»»

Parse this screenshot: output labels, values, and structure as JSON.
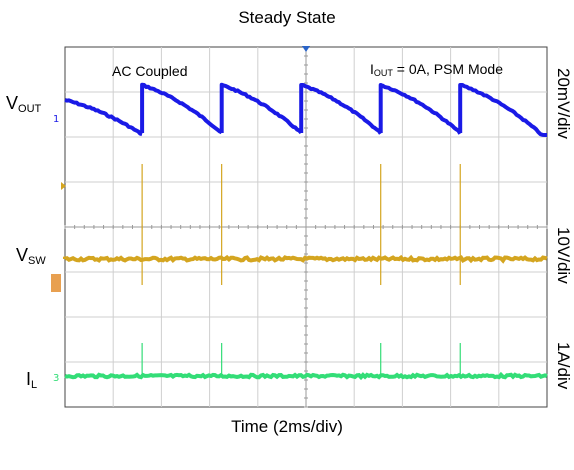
{
  "chart_data": {
    "type": "line",
    "title": "Steady State",
    "xlabel": "Time (2ms/div)",
    "grid": true,
    "divisions": {
      "x": 10,
      "y": 8
    },
    "time_per_div_ms": 2,
    "annotations": {
      "coupling": "AC Coupled",
      "condition_prefix": "I",
      "condition_sub": "OUT",
      "condition_rest": " = 0A, PSM Mode"
    },
    "channels": [
      {
        "label": "V",
        "sub": "OUT",
        "scale": "20mV/div",
        "color": "#1a1ae6",
        "waveform": "sawtooth",
        "pulse_times_div": [
          1.6,
          3.25,
          4.9,
          6.55,
          8.2
        ]
      },
      {
        "label": "V",
        "sub": "SW",
        "scale": "10V/div",
        "color": "#d4a520",
        "waveform": "switching-spikes",
        "pulse_times_div": [
          1.6,
          3.25,
          6.55,
          8.2
        ]
      },
      {
        "label": "I",
        "sub": "L",
        "scale": "1A/div",
        "color": "#33dd77",
        "waveform": "current-spikes",
        "pulse_times_div": [
          1.6,
          3.25,
          6.55,
          8.2
        ]
      }
    ]
  }
}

««

* **Direction**:
Count up the lines in the listing that hold the word "color", and give that number only.

* **Final answer**:
3